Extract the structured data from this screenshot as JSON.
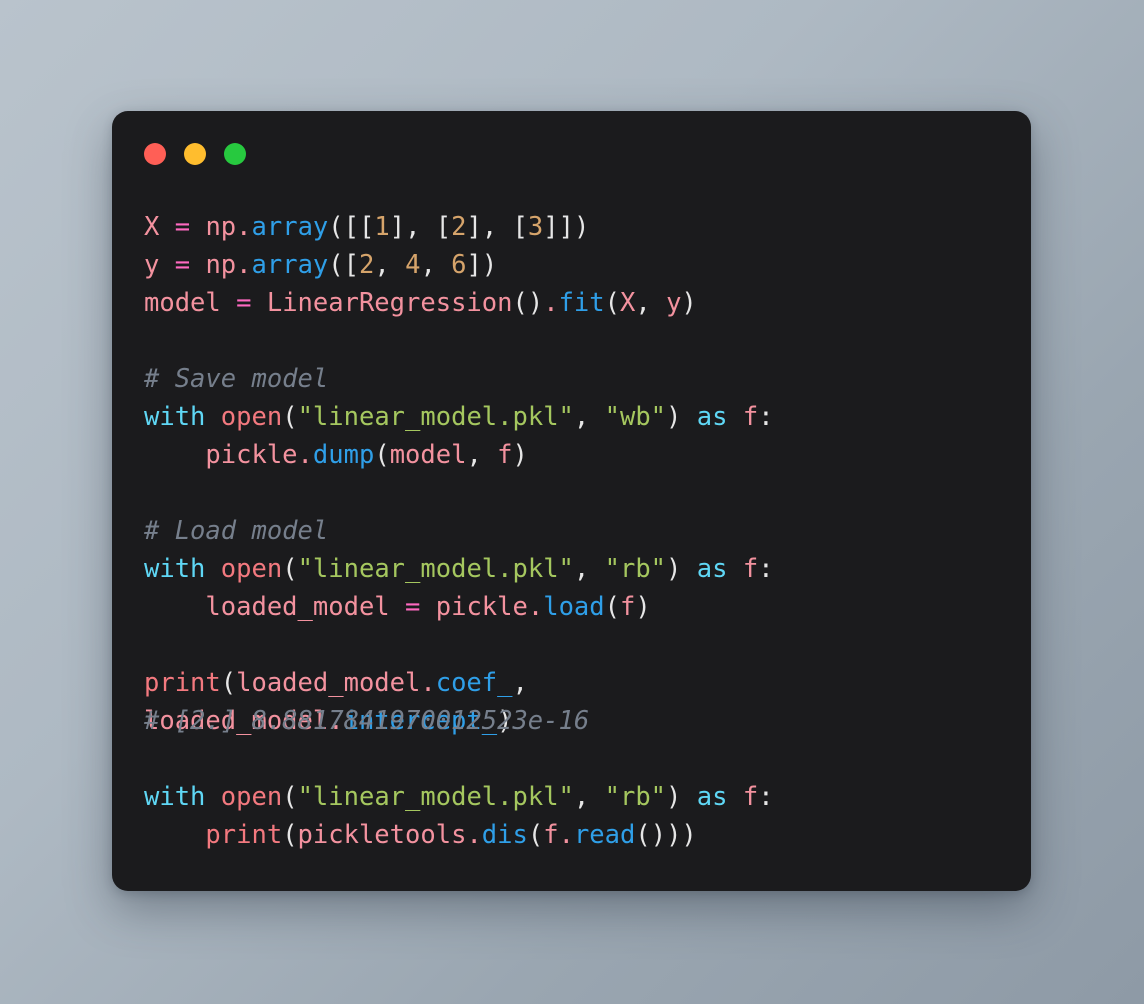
{
  "window": {
    "titlebar": {
      "buttons": [
        {
          "name": "close",
          "label": "",
          "color": "#ff5f56"
        },
        {
          "name": "minimize",
          "label": "",
          "color": "#ffbd2e"
        },
        {
          "name": "zoom",
          "label": "",
          "color": "#27c93f"
        }
      ]
    },
    "background_color": "#1b1b1d",
    "page_background": "#aeb9c3"
  },
  "theme": {
    "identifier": "#f3929f",
    "operator": "#ff6ac1",
    "function": "#2f9fe8",
    "builtin": "#f3797f",
    "keyword": "#5fd7f5",
    "string": "#a5c75f",
    "number": "#d6a46b",
    "punctuation": "#e6e6e6",
    "comment": "#767f8c"
  },
  "code": {
    "language": "python",
    "lines": [
      {
        "n": 1,
        "text": "X = np.array([[1], [2], [3]])",
        "tokens": [
          {
            "t": "X",
            "c": "ident"
          },
          {
            "t": " ",
            "c": "plain"
          },
          {
            "t": "=",
            "c": "op"
          },
          {
            "t": " ",
            "c": "plain"
          },
          {
            "t": "np",
            "c": "ident"
          },
          {
            "t": ".",
            "c": "ident"
          },
          {
            "t": "array",
            "c": "fn"
          },
          {
            "t": "(",
            "c": "punc"
          },
          {
            "t": "[[",
            "c": "punc"
          },
          {
            "t": "1",
            "c": "num"
          },
          {
            "t": "], [",
            "c": "punc"
          },
          {
            "t": "2",
            "c": "num"
          },
          {
            "t": "], [",
            "c": "punc"
          },
          {
            "t": "3",
            "c": "num"
          },
          {
            "t": "]])",
            "c": "punc"
          }
        ]
      },
      {
        "n": 2,
        "text": "y = np.array([2, 4, 6])",
        "tokens": [
          {
            "t": "y",
            "c": "ident"
          },
          {
            "t": " ",
            "c": "plain"
          },
          {
            "t": "=",
            "c": "op"
          },
          {
            "t": " ",
            "c": "plain"
          },
          {
            "t": "np",
            "c": "ident"
          },
          {
            "t": ".",
            "c": "ident"
          },
          {
            "t": "array",
            "c": "fn"
          },
          {
            "t": "(",
            "c": "punc"
          },
          {
            "t": "[",
            "c": "punc"
          },
          {
            "t": "2",
            "c": "num"
          },
          {
            "t": ", ",
            "c": "punc"
          },
          {
            "t": "4",
            "c": "num"
          },
          {
            "t": ", ",
            "c": "punc"
          },
          {
            "t": "6",
            "c": "num"
          },
          {
            "t": "])",
            "c": "punc"
          }
        ]
      },
      {
        "n": 3,
        "text": "model = LinearRegression().fit(X, y)",
        "tokens": [
          {
            "t": "model",
            "c": "ident"
          },
          {
            "t": " ",
            "c": "plain"
          },
          {
            "t": "=",
            "c": "op"
          },
          {
            "t": " ",
            "c": "plain"
          },
          {
            "t": "LinearRegression",
            "c": "ident"
          },
          {
            "t": "()",
            "c": "punc"
          },
          {
            "t": ".",
            "c": "ident"
          },
          {
            "t": "fit",
            "c": "fn"
          },
          {
            "t": "(",
            "c": "punc"
          },
          {
            "t": "X",
            "c": "ident"
          },
          {
            "t": ", ",
            "c": "punc"
          },
          {
            "t": "y",
            "c": "ident"
          },
          {
            "t": ")",
            "c": "punc"
          }
        ]
      },
      {
        "n": 4,
        "text": "",
        "tokens": []
      },
      {
        "n": 5,
        "text": "# Save model",
        "tokens": [
          {
            "t": "# Save model",
            "c": "cmt"
          }
        ]
      },
      {
        "n": 6,
        "text": "with open(\"linear_model.pkl\", \"wb\") as f:",
        "tokens": [
          {
            "t": "with",
            "c": "kw"
          },
          {
            "t": " ",
            "c": "plain"
          },
          {
            "t": "open",
            "c": "builtin"
          },
          {
            "t": "(",
            "c": "punc"
          },
          {
            "t": "\"linear_model.pkl\"",
            "c": "str"
          },
          {
            "t": ", ",
            "c": "punc"
          },
          {
            "t": "\"wb\"",
            "c": "str"
          },
          {
            "t": ")",
            "c": "punc"
          },
          {
            "t": " ",
            "c": "plain"
          },
          {
            "t": "as",
            "c": "kw"
          },
          {
            "t": " ",
            "c": "plain"
          },
          {
            "t": "f",
            "c": "ident"
          },
          {
            "t": ":",
            "c": "punc"
          }
        ]
      },
      {
        "n": 7,
        "text": "    pickle.dump(model, f)",
        "tokens": [
          {
            "t": "    ",
            "c": "plain"
          },
          {
            "t": "pickle",
            "c": "ident"
          },
          {
            "t": ".",
            "c": "ident"
          },
          {
            "t": "dump",
            "c": "fn"
          },
          {
            "t": "(",
            "c": "punc"
          },
          {
            "t": "model",
            "c": "ident"
          },
          {
            "t": ", ",
            "c": "punc"
          },
          {
            "t": "f",
            "c": "ident"
          },
          {
            "t": ")",
            "c": "punc"
          }
        ]
      },
      {
        "n": 8,
        "text": "",
        "tokens": []
      },
      {
        "n": 9,
        "text": "# Load model",
        "tokens": [
          {
            "t": "# Load model",
            "c": "cmt"
          }
        ]
      },
      {
        "n": 10,
        "text": "with open(\"linear_model.pkl\", \"rb\") as f:",
        "tokens": [
          {
            "t": "with",
            "c": "kw"
          },
          {
            "t": " ",
            "c": "plain"
          },
          {
            "t": "open",
            "c": "builtin"
          },
          {
            "t": "(",
            "c": "punc"
          },
          {
            "t": "\"linear_model.pkl\"",
            "c": "str"
          },
          {
            "t": ", ",
            "c": "punc"
          },
          {
            "t": "\"rb\"",
            "c": "str"
          },
          {
            "t": ")",
            "c": "punc"
          },
          {
            "t": " ",
            "c": "plain"
          },
          {
            "t": "as",
            "c": "kw"
          },
          {
            "t": " ",
            "c": "plain"
          },
          {
            "t": "f",
            "c": "ident"
          },
          {
            "t": ":",
            "c": "punc"
          }
        ]
      },
      {
        "n": 11,
        "text": "    loaded_model = pickle.load(f)",
        "tokens": [
          {
            "t": "    ",
            "c": "plain"
          },
          {
            "t": "loaded_model",
            "c": "ident"
          },
          {
            "t": " ",
            "c": "plain"
          },
          {
            "t": "=",
            "c": "op"
          },
          {
            "t": " ",
            "c": "plain"
          },
          {
            "t": "pickle",
            "c": "ident"
          },
          {
            "t": ".",
            "c": "ident"
          },
          {
            "t": "load",
            "c": "fn"
          },
          {
            "t": "(",
            "c": "punc"
          },
          {
            "t": "f",
            "c": "ident"
          },
          {
            "t": ")",
            "c": "punc"
          }
        ]
      },
      {
        "n": 12,
        "text": "",
        "tokens": []
      },
      {
        "n": 13,
        "text": "print(loaded_model.coef_,",
        "tokens": [
          {
            "t": "print",
            "c": "builtin"
          },
          {
            "t": "(",
            "c": "punc"
          },
          {
            "t": "loaded_model",
            "c": "ident"
          },
          {
            "t": ".",
            "c": "ident"
          },
          {
            "t": "coef_",
            "c": "fn"
          },
          {
            "t": ",",
            "c": "punc"
          }
        ]
      },
      {
        "n": 14,
        "overlapping": true,
        "text": "loaded_model.intercept_)",
        "tokens": [
          {
            "t": "loaded_model",
            "c": "ident"
          },
          {
            "t": ".",
            "c": "ident"
          },
          {
            "t": "intercept_",
            "c": "fn"
          },
          {
            "t": ")",
            "c": "punc"
          }
        ],
        "overlay_text": "# [2.] 8.8817841970012523e-16",
        "overlay_tokens": [
          {
            "t": "# [2.] 8.8817841970012523e-16",
            "c": "cmt"
          }
        ]
      },
      {
        "n": 15,
        "text": "",
        "tokens": []
      },
      {
        "n": 16,
        "text": "with open(\"linear_model.pkl\", \"rb\") as f:",
        "tokens": [
          {
            "t": "with",
            "c": "kw"
          },
          {
            "t": " ",
            "c": "plain"
          },
          {
            "t": "open",
            "c": "builtin"
          },
          {
            "t": "(",
            "c": "punc"
          },
          {
            "t": "\"linear_model.pkl\"",
            "c": "str"
          },
          {
            "t": ", ",
            "c": "punc"
          },
          {
            "t": "\"rb\"",
            "c": "str"
          },
          {
            "t": ")",
            "c": "punc"
          },
          {
            "t": " ",
            "c": "plain"
          },
          {
            "t": "as",
            "c": "kw"
          },
          {
            "t": " ",
            "c": "plain"
          },
          {
            "t": "f",
            "c": "ident"
          },
          {
            "t": ":",
            "c": "punc"
          }
        ]
      },
      {
        "n": 17,
        "text": "    print(pickletools.dis(f.read()))",
        "tokens": [
          {
            "t": "    ",
            "c": "plain"
          },
          {
            "t": "print",
            "c": "builtin"
          },
          {
            "t": "(",
            "c": "punc"
          },
          {
            "t": "pickletools",
            "c": "ident"
          },
          {
            "t": ".",
            "c": "ident"
          },
          {
            "t": "dis",
            "c": "fn"
          },
          {
            "t": "(",
            "c": "punc"
          },
          {
            "t": "f",
            "c": "ident"
          },
          {
            "t": ".",
            "c": "ident"
          },
          {
            "t": "read",
            "c": "fn"
          },
          {
            "t": "()))",
            "c": "punc"
          }
        ]
      }
    ]
  }
}
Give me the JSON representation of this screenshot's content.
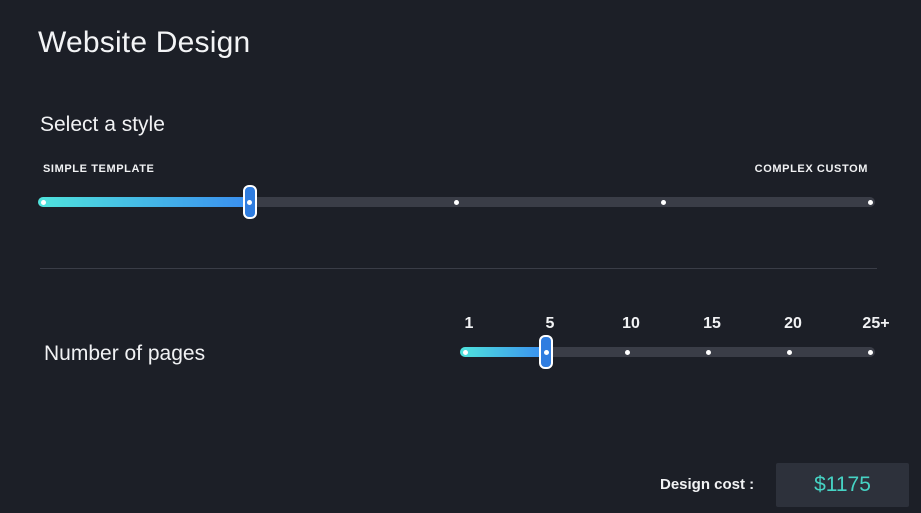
{
  "page": {
    "title": "Website Design"
  },
  "style_section": {
    "title": "Select a style",
    "min_label": "SIMPLE TEMPLATE",
    "max_label": "COMPLEX CUSTOM",
    "stops": 5,
    "selected_index": 1
  },
  "pages_section": {
    "title": "Number of pages",
    "ticks": [
      "1",
      "5",
      "10",
      "15",
      "20",
      "25+"
    ],
    "selected_index": 1
  },
  "cost": {
    "label": "Design cost :",
    "value": "$1175"
  },
  "colors": {
    "background": "#1c1f27",
    "track": "#3a3d47",
    "fill_start": "#4fe3dc",
    "fill_end": "#3a8ef0",
    "thumb": "#2f7de0",
    "cost_text": "#46d3c4"
  }
}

• • • • •

• **TASK GOAL**:
Copy every line in the records above that contains the word "screenshot".

• **TASK OUTPUT**:
Extract the structured data from this screenshot as JSON.
Give me the JSON representation of this screenshot's content.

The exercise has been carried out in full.